What you need to do> Print every record below exactly as written.

══ Input ══

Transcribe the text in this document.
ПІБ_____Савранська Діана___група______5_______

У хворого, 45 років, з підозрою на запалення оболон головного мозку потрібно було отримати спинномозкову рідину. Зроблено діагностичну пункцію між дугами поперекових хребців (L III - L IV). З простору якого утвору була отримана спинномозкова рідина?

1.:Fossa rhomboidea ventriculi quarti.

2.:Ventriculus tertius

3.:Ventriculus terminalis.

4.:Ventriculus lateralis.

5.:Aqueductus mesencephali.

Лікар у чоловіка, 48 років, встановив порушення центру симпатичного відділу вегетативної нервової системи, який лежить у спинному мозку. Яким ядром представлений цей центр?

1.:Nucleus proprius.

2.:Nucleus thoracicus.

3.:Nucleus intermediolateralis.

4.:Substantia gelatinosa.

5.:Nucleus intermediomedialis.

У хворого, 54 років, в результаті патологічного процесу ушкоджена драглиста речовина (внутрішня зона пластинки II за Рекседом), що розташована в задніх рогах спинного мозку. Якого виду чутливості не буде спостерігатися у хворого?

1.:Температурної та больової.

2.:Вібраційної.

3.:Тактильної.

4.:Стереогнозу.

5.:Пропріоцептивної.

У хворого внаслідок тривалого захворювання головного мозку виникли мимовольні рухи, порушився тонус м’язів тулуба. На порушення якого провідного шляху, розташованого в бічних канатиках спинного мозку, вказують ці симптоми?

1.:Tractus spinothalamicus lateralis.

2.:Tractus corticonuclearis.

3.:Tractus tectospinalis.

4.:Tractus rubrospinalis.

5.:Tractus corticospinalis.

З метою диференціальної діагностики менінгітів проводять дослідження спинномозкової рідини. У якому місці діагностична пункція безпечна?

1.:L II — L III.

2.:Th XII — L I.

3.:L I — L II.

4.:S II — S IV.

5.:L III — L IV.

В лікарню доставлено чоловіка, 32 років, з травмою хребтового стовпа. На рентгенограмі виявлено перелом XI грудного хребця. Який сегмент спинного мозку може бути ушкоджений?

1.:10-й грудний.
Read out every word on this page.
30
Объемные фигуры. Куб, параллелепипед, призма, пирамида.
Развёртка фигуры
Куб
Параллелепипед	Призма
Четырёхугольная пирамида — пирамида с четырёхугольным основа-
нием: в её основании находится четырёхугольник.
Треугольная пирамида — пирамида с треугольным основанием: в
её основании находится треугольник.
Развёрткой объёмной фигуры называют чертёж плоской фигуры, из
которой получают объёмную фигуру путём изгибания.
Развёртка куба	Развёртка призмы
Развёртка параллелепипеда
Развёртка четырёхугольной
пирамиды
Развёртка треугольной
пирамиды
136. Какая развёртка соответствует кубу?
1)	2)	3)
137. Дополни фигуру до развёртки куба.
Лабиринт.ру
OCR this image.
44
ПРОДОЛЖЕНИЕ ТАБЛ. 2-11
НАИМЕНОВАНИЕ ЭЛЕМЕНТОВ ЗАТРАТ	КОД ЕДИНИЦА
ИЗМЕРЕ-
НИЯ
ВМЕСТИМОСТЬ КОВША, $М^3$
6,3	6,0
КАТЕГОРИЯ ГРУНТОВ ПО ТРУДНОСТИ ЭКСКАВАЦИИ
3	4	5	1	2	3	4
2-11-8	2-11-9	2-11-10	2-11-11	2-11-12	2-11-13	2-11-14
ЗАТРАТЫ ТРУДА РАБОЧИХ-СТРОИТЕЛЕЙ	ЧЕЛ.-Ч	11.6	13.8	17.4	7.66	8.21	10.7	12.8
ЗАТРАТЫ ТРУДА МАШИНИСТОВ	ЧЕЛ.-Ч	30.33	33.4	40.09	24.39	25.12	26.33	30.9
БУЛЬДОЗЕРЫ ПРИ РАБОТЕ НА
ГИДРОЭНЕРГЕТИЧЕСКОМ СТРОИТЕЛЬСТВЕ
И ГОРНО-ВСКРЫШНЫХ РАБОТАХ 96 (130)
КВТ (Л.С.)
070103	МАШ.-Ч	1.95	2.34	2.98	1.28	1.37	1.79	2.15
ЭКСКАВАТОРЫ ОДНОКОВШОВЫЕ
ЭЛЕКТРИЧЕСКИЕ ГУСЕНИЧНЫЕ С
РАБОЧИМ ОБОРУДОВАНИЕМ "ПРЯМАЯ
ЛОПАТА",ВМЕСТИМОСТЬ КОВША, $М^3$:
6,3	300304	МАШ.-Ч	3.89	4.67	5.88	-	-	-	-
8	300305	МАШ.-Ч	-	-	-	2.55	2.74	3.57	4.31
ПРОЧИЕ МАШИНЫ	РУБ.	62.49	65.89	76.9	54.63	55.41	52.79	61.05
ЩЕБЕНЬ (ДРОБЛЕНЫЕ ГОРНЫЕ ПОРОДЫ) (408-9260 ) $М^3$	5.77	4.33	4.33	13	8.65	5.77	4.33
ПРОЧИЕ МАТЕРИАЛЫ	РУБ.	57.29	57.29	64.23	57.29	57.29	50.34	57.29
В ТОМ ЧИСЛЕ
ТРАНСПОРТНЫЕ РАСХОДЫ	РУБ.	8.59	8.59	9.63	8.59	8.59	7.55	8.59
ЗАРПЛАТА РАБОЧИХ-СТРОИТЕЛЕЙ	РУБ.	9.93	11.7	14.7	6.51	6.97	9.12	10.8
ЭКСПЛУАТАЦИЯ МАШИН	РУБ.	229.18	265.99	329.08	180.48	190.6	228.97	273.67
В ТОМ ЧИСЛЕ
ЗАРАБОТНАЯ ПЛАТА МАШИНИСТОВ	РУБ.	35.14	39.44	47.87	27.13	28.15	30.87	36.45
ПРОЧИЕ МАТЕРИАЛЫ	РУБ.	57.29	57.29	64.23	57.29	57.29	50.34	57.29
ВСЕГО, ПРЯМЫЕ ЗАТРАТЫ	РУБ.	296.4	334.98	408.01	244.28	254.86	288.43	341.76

═══

Exercise solution>
Transcribe the text in this document.
ПІБ_____Савранська Діана___група______5_______

У хворого, 45 років, з підозрою на запалення оболон головного мозку потрібно було отримати спинномозкову рідину. Зроблено діагностичну пункцію між дугами поперекових хребців (L III - L IV). З простору якого утвору була отримана спинномозкова рідина?

1.:Fossa rhomboidea ventriculi quarti.

2.:Ventriculus tertius

3.:Ventriculus terminalis.

4.:Ventriculus lateralis.

5.:Aqueductus mesencephali.

Лікар у чоловіка, 48 років, встановив порушення центру симпатичного відділу вегетативної нервової системи, який лежить у спинному мозку. Яким ядром представлений цей центр?

1.:Nucleus proprius.

2.:Nucleus thoracicus.

3.:Nucleus intermediolateralis.

4.:Substantia gelatinosa.

5.:Nucleus intermediomedialis.

У хворого, 54 років, в результаті патологічного процесу ушкоджена драглиста речовина (внутрішня зона пластинки II за Рекседом), що розташована в задніх рогах спинного мозку. Якого виду чутливості не буде спостерігатися у хворого?

1.:Температурної та больової.

2.:Вібраційної.

3.:Тактильної.

4.:Стереогнозу.

5.:Пропріоцептивної.

У хворого внаслідок тривалого захворювання головного мозку виникли мимовольні рухи, порушився тонус м’язів тулуба. На порушення якого провідного шляху, розташованого в бічних канатиках спинного мозку, вказують ці симптоми?

1.:Tractus spinothalamicus lateralis.

2.:Tractus corticonuclearis.

3.:Tractus tectospinalis.

4.:Tractus rubrospinalis.

5.:Tractus corticospinalis.

З метою диференціальної діагностики менінгітів проводять дослідження спинномозкової рідини. У якому місці діагностична пункція безпечна?

1.:L II — L III.

2.:Th XII — L I.

3.:L I — L II.

4.:S II — S IV.

5.:L III — L IV.

В лікарню доставлено чоловіка, 32 років, з травмою хребтового стовпа. На рентгенограмі виявлено перелом XI грудного хребця. Який сегмент спинного мозку може бути ушкоджений?

1.:10-й грудний.
Read out every word on this page.
30
Объемные фигуры. Куб, параллелепипед, призма, пирамида.
Развёртка фигуры
Куб
Параллелепипед	Призма
Четырёхугольная пирамида — пирамида с четырёхугольным основа-
нием: в её основании находится четырёхугольник.
Треугольная пирамида — пирамида с треугольным основанием: в
её основании находится треугольник.
Развёрткой объёмной фигуры называют чертёж плоской фигуры, из
которой получают объёмную фигуру путём изгибания.
Развёртка куба	Развёртка призмы
Развёртка параллелепипеда
Развёртка четырёхугольной
пирамиды
Развёртка треугольной
пирамиды
136. Какая развёртка соответствует кубу?
1)	2)	3)
137. Дополни фигуру до развёртки куба.
Лабиринт.ру
OCR this image.
44
ПРОДОЛЖЕНИЕ ТАБЛ. 2-11
НАИМЕНОВАНИЕ ЭЛЕМЕНТОВ ЗАТРАТ	КОД ЕДИНИЦА
ИЗМЕРЕ-
НИЯ
ВМЕСТИМОСТЬ КОВША, $М^3$
6,3	6,0
КАТЕГОРИЯ ГРУНТОВ ПО ТРУДНОСТИ ЭКСКАВАЦИИ
3	4	5	1	2	3	4
2-11-8	2-11-9	2-11-10	2-11-11	2-11-12	2-11-13	2-11-14
ЗАТРАТЫ ТРУДА РАБОЧИХ-СТРОИТЕЛЕЙ	ЧЕЛ.-Ч	11.6	13.8	17.4	7.66	8.21	10.7	12.8
ЗАТРАТЫ ТРУДА МАШИНИСТОВ	ЧЕЛ.-Ч	30.33	33.4	40.09	24.39	25.12	26.33	30.9
БУЛЬДОЗЕРЫ ПРИ РАБОТЕ НА
ГИДРОЭНЕРГЕТИЧЕСКОМ СТРОИТЕЛЬСТВЕ
И ГОРНО-ВСКРЫШНЫХ РАБОТАХ 96 (130)
КВТ (Л.С.)
070103	МАШ.-Ч	1.95	2.34	2.98	1.28	1.37	1.79	2.15
ЭКСКАВАТОРЫ ОДНОКОВШОВЫЕ
ЭЛЕКТРИЧЕСКИЕ ГУСЕНИЧНЫЕ С
РАБОЧИМ ОБОРУДОВАНИЕМ "ПРЯМАЯ
ЛОПАТА",ВМЕСТИМОСТЬ КОВША, $М^3$:
6,3	300304	МАШ.-Ч	3.89	4.67	5.88	-	-	-	-
8	300305	МАШ.-Ч	-	-	-	2.55	2.74	3.57	4.31
ПРОЧИЕ МАШИНЫ	РУБ.	62.49	65.89	76.9	54.63	55.41	52.79	61.05
ЩЕБЕНЬ (ДРОБЛЕНЫЕ ГОРНЫЕ ПОРОДЫ) (408-9260 ) $М^3$	5.77	4.33	4.33	13	8.65	5.77	4.33
ПРОЧИЕ МАТЕРИАЛЫ	РУБ.	57.29	57.29	64.23	57.29	57.29	50.34	57.29
В ТОМ ЧИСЛЕ
ТРАНСПОРТНЫЕ РАСХОДЫ	РУБ.	8.59	8.59	9.63	8.59	8.59	7.55	8.59
ЗАРПЛАТА РАБОЧИХ-СТРОИТЕЛЕЙ	РУБ.	9.93	11.7	14.7	6.51	6.97	9.12	10.8
ЭКСПЛУАТАЦИЯ МАШИН	РУБ.	229.18	265.99	329.08	180.48	190.6	228.97	273.67
В ТОМ ЧИСЛЕ
ЗАРАБОТНАЯ ПЛАТА МАШИНИСТОВ	РУБ.	35.14	39.44	47.87	27.13	28.15	30.87	36.45
ПРОЧИЕ МАТЕРИАЛЫ	РУБ.	57.29	57.29	64.23	57.29	57.29	50.34	57.29
ВСЕГО, ПРЯМЫЕ ЗАТРАТЫ	РУБ.	296.4	334.98	408.01	244.28	254.86	288.43	341.76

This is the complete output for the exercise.